=== Task details ===
Search the listing for "Emissionen" and copy every line where it appears.

=== Data for the task ===
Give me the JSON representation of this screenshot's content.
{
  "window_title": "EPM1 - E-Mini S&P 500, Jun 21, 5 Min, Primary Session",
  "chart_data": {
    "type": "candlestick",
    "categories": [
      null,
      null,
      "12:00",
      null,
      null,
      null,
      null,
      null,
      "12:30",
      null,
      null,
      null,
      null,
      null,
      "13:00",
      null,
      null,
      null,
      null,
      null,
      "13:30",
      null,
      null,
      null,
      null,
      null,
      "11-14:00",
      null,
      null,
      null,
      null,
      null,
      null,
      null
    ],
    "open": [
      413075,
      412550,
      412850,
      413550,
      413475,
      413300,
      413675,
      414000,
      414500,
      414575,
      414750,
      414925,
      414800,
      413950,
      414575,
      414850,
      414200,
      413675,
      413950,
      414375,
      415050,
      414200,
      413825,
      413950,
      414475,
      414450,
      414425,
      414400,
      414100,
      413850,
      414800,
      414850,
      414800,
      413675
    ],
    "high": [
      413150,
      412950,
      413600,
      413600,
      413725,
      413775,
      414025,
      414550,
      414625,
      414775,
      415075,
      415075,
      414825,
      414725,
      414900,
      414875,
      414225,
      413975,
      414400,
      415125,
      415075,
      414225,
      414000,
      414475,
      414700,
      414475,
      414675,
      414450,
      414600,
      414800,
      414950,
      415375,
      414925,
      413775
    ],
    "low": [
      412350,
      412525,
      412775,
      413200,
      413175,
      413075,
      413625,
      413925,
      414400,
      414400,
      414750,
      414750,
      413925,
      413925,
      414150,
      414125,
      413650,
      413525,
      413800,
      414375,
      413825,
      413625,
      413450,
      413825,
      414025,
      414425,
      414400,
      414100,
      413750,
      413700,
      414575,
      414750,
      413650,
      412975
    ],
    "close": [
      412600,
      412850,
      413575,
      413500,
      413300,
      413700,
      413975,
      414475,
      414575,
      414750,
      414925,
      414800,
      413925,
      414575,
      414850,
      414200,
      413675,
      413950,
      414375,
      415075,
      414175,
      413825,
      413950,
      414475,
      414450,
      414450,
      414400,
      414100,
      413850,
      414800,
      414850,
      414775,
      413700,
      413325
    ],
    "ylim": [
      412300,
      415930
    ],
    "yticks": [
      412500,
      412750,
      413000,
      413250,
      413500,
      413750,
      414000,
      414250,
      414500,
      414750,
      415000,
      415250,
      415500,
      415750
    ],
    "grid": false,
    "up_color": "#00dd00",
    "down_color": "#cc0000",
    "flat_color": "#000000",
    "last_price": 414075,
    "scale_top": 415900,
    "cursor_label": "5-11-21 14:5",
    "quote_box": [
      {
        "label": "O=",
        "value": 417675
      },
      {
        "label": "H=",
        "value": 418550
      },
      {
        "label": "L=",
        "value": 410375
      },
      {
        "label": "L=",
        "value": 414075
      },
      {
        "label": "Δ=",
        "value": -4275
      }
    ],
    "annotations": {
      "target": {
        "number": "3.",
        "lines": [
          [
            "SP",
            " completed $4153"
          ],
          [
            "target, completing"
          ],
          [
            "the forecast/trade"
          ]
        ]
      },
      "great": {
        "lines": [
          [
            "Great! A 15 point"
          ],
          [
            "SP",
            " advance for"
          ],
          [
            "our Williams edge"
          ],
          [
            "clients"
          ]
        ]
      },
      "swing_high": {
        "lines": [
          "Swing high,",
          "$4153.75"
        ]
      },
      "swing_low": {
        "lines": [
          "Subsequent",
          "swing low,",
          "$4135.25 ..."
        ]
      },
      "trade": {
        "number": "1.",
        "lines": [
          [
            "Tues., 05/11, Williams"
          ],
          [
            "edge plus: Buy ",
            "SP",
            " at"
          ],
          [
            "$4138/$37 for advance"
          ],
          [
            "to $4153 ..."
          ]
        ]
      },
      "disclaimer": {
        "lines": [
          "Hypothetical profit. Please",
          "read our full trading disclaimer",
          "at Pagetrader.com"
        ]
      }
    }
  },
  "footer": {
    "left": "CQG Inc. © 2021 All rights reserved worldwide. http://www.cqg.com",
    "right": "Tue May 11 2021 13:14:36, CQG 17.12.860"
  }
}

...

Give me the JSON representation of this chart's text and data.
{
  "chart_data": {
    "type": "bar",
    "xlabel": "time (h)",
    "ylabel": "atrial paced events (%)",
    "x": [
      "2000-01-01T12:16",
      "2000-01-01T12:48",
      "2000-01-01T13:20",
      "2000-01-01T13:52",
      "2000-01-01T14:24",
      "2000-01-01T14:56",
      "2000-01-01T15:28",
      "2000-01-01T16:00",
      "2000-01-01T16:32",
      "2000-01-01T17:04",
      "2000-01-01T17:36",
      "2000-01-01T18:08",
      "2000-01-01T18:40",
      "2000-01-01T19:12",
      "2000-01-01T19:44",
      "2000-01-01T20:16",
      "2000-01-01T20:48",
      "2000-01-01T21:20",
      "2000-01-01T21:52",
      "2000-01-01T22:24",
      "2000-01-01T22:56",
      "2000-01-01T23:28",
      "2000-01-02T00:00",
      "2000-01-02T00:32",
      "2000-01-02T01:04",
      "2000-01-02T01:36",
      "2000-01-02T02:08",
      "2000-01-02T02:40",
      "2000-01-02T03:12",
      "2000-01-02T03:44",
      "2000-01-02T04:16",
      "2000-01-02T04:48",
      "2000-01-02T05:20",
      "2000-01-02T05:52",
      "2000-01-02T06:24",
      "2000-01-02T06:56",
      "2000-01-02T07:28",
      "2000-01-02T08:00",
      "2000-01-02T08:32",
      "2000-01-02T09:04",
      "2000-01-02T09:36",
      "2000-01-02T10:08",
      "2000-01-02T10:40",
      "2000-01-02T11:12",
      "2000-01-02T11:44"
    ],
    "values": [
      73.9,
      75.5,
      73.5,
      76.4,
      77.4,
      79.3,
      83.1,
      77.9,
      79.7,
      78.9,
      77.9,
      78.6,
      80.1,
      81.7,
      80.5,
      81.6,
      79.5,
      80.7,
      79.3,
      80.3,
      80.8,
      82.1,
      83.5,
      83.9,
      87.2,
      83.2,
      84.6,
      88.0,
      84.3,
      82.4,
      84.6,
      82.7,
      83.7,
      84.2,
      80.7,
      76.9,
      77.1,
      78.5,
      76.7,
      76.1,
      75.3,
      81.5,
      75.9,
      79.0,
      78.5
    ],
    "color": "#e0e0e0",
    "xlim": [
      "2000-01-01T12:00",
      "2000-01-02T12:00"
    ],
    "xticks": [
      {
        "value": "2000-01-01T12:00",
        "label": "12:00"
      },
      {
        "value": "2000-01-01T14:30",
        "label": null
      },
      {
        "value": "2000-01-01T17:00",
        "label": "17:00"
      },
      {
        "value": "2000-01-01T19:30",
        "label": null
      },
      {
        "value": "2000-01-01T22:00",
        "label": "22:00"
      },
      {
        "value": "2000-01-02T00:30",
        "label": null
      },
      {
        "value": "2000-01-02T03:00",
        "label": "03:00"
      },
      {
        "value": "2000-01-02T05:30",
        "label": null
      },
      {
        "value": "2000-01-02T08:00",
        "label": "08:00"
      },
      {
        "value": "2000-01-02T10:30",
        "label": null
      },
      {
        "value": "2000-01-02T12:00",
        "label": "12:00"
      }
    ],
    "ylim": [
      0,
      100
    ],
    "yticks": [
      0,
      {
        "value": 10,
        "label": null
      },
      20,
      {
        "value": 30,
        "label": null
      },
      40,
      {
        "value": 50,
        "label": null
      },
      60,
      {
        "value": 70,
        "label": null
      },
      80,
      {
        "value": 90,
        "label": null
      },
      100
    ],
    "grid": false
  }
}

...

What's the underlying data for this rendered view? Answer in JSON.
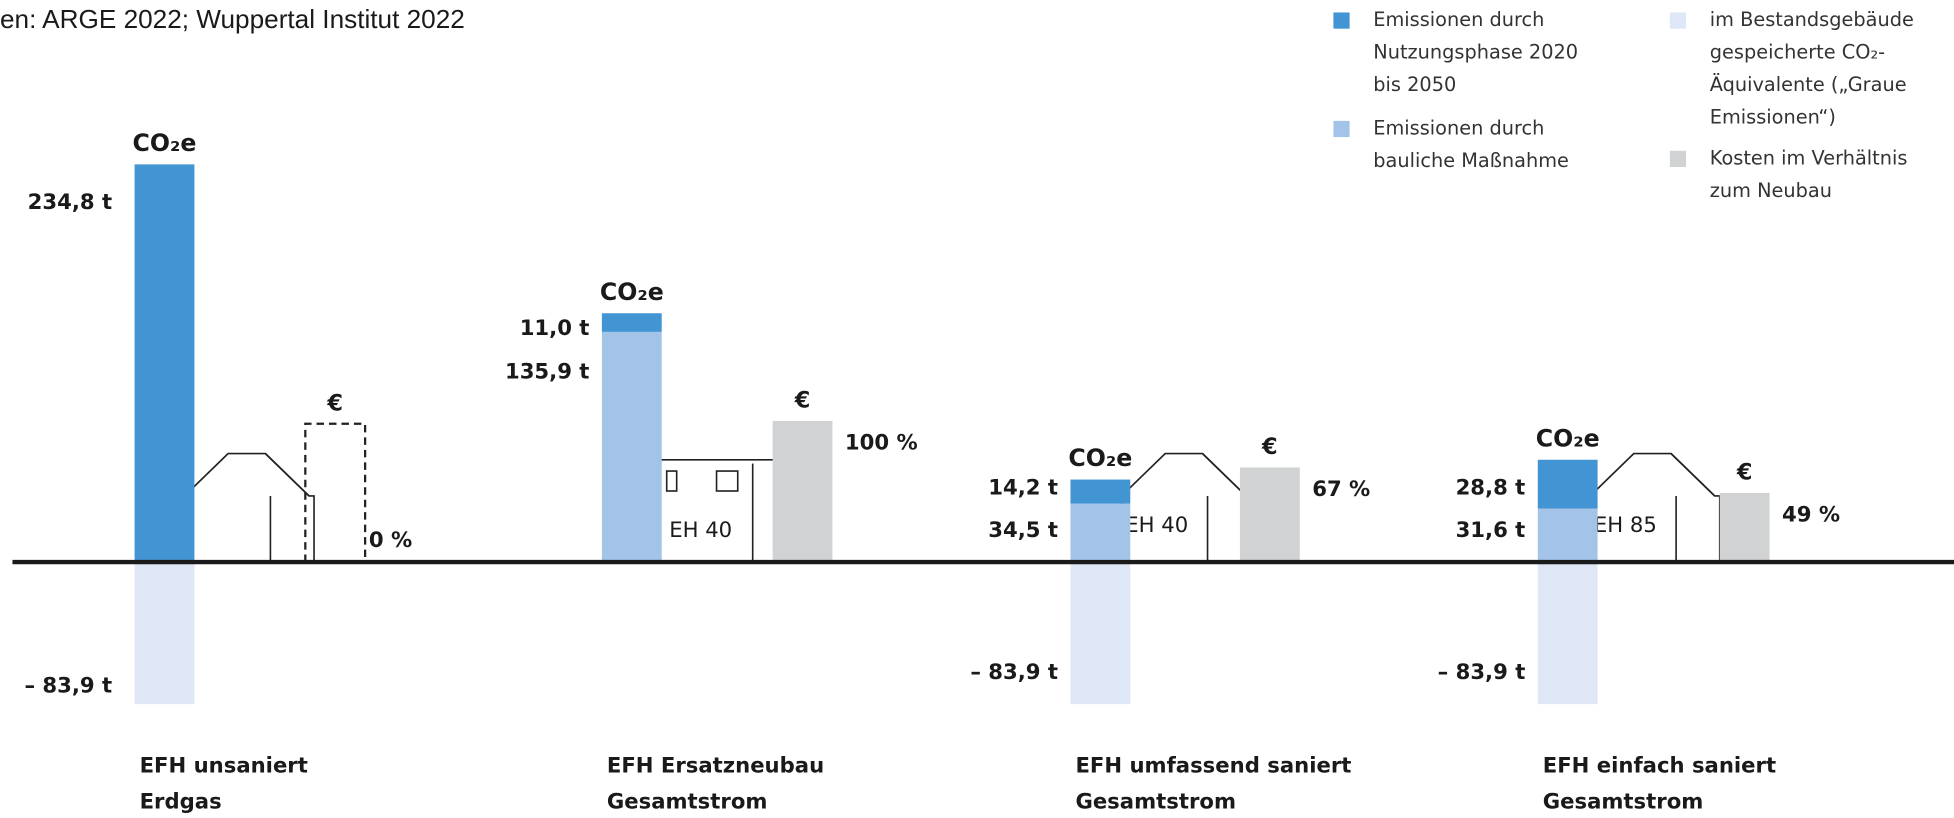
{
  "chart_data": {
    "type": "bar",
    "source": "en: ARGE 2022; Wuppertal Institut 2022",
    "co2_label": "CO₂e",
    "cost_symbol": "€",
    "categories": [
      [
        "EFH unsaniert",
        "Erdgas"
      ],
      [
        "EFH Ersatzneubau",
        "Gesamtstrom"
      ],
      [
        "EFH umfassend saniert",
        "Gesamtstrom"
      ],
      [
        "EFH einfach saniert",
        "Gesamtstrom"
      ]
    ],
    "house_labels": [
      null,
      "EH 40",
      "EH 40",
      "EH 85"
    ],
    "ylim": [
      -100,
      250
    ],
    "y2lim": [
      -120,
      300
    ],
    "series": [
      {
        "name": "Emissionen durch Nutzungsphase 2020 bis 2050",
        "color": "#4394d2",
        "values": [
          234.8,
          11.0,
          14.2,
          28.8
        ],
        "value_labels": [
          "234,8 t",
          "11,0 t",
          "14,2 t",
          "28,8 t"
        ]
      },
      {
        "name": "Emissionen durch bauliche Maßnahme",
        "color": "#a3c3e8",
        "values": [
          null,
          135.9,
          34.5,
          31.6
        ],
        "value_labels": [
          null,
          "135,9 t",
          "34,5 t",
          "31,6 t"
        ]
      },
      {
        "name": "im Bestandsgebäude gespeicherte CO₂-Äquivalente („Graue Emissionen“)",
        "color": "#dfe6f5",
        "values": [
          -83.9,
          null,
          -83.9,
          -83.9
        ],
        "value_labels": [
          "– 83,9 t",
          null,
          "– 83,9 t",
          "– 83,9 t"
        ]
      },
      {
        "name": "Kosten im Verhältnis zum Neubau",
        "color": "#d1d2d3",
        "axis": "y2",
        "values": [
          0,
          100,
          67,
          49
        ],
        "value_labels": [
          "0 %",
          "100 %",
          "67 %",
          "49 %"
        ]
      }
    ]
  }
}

=== Written answer ===
        "name": "Emissionen durch Nutzungsphase 2020 bis 2050",
        "name": "Emissionen durch bauliche Maßnahme",
        "name": "im Bestandsgebäude gespeicherte CO₂-Äquivalente („Graue Emissionen“)",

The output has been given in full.